(Annotated region listings)
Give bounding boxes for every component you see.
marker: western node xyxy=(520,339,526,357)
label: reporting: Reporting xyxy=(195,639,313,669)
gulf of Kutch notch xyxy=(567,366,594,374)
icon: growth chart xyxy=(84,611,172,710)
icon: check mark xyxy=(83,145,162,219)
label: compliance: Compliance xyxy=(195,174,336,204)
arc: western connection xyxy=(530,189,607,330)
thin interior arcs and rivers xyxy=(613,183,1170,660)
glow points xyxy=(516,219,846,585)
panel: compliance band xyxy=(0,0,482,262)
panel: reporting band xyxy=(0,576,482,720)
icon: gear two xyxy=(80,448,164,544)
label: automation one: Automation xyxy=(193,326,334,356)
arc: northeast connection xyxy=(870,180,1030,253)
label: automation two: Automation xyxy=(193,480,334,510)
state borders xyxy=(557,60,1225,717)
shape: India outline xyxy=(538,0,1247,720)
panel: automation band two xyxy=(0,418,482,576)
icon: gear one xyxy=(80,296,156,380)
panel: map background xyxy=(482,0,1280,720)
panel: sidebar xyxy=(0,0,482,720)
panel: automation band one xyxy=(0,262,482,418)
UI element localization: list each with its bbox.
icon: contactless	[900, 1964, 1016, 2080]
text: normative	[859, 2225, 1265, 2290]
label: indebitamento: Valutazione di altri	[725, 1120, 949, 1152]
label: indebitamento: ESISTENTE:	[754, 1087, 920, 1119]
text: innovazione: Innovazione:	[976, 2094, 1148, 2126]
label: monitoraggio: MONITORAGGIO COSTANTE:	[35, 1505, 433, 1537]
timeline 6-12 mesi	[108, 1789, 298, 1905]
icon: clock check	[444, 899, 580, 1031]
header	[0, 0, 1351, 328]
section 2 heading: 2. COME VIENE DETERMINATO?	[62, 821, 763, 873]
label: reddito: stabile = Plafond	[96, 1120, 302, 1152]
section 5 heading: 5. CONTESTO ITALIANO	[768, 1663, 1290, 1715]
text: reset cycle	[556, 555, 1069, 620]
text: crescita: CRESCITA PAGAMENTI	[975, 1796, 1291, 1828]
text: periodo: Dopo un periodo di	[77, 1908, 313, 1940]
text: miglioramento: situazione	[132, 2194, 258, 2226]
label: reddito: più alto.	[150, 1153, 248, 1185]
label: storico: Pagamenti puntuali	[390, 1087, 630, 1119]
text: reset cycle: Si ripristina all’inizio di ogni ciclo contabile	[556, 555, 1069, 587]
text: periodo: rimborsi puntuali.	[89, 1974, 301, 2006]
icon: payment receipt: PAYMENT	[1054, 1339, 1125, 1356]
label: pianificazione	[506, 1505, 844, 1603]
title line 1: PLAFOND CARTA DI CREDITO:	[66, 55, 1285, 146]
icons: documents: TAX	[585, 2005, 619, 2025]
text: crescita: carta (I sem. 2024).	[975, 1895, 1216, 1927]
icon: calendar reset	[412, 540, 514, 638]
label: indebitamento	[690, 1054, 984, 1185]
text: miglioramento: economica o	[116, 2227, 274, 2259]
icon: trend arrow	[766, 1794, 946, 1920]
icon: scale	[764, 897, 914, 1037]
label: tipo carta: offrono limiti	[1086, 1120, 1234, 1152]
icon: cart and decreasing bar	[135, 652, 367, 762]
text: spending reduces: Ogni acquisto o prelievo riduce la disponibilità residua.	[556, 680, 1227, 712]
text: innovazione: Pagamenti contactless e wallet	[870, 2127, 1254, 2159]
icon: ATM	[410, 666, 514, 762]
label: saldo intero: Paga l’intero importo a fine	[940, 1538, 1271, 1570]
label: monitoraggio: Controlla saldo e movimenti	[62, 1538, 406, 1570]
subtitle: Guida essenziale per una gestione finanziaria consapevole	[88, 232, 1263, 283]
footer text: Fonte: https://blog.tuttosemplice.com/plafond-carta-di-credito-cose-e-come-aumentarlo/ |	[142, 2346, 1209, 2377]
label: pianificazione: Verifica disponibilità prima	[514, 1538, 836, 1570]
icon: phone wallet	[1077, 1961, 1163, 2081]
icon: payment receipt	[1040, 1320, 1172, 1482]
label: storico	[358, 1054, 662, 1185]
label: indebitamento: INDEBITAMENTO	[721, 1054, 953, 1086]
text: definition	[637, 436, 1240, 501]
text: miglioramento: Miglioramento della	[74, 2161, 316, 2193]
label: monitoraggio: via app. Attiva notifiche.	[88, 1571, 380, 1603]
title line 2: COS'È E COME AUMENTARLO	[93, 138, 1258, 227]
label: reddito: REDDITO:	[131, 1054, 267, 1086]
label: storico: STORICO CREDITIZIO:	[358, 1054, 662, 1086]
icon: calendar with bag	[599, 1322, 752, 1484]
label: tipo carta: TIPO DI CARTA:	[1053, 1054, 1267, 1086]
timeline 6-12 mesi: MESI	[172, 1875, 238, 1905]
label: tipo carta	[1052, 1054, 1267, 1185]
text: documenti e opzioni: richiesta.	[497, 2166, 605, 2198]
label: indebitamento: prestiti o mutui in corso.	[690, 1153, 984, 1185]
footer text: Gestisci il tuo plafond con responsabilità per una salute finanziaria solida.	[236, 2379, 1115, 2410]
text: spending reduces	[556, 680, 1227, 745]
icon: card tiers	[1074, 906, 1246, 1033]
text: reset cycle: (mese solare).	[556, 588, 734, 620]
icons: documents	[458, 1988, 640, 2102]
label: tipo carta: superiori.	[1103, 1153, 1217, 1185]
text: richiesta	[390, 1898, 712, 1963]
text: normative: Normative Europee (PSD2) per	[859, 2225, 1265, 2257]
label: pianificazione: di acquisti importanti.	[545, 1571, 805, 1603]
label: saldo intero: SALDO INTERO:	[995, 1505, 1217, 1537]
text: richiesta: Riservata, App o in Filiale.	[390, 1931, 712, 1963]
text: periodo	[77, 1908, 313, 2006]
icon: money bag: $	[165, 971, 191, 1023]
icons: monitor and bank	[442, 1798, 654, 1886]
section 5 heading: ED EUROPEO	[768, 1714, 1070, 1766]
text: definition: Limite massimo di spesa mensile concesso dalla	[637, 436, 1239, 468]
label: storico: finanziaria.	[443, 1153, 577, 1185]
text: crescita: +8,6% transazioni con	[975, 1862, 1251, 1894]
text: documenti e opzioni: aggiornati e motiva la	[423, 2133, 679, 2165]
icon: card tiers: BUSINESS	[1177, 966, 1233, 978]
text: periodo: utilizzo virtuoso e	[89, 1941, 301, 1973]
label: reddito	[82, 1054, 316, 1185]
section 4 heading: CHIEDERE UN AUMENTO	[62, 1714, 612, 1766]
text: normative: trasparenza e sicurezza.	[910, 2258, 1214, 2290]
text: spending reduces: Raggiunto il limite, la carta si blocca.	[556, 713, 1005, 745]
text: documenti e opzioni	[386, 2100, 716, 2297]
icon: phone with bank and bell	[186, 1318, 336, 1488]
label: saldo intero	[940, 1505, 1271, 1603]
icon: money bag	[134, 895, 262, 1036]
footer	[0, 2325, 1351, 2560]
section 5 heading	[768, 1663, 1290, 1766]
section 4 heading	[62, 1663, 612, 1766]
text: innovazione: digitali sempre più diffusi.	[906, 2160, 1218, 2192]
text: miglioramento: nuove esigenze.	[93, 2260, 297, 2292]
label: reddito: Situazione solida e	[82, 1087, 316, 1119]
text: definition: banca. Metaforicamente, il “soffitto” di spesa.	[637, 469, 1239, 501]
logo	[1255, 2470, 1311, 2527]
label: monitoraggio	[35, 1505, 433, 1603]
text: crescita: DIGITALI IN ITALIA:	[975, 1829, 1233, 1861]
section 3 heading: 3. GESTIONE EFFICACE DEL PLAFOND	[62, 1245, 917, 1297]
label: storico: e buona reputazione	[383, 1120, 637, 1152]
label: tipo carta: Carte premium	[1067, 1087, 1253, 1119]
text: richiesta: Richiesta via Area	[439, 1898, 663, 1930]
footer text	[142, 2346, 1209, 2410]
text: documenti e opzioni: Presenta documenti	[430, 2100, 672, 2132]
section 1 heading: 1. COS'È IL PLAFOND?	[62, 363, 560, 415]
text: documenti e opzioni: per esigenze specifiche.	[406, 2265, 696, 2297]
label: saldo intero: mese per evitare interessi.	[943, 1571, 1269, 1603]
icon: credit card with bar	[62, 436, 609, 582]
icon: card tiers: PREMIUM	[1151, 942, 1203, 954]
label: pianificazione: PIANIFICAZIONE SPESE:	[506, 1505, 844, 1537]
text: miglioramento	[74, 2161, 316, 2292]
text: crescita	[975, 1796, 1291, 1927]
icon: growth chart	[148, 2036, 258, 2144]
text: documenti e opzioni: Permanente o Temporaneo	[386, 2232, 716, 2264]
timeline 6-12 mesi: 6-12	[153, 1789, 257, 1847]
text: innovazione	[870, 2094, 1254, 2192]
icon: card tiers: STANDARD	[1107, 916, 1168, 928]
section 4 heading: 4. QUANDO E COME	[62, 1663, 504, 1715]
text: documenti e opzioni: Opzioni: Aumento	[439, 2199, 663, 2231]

* **Short problem**: Could you copy the data word for word, from the very first line down to and including the line containing "1789, 298, 1905]"?

* **Full output**:
Give bounding boxes for every component you see.
marker: western node xyxy=(520,339,526,357)
label: reporting: Reporting xyxy=(195,639,313,669)
gulf of Kutch notch xyxy=(567,366,594,374)
icon: growth chart xyxy=(84,611,172,710)
icon: check mark xyxy=(83,145,162,219)
label: compliance: Compliance xyxy=(195,174,336,204)
arc: western connection xyxy=(530,189,607,330)
thin interior arcs and rivers xyxy=(613,183,1170,660)
glow points xyxy=(516,219,846,585)
panel: compliance band xyxy=(0,0,482,262)
panel: reporting band xyxy=(0,576,482,720)
icon: gear two xyxy=(80,448,164,544)
label: automation one: Automation xyxy=(193,326,334,356)
arc: northeast connection xyxy=(870,180,1030,253)
label: automation two: Automation xyxy=(193,480,334,510)
state borders xyxy=(557,60,1225,717)
shape: India outline xyxy=(538,0,1247,720)
panel: automation band two xyxy=(0,418,482,576)
icon: gear one xyxy=(80,296,156,380)
panel: map background xyxy=(482,0,1280,720)
panel: sidebar xyxy=(0,0,482,720)
panel: automation band one xyxy=(0,262,482,418)
UI element localization: list each with its bbox.
icon: contactless	[900, 1964, 1016, 2080]
text: normative	[859, 2225, 1265, 2290]
label: indebitamento: Valutazione di altri	[725, 1120, 949, 1152]
label: indebitamento: ESISTENTE:	[754, 1087, 920, 1119]
text: innovazione: Innovazione:	[976, 2094, 1148, 2126]
label: monitoraggio: MONITORAGGIO COSTANTE:	[35, 1505, 433, 1537]
timeline 6-12 mesi	[108, 1789, 298, 1905]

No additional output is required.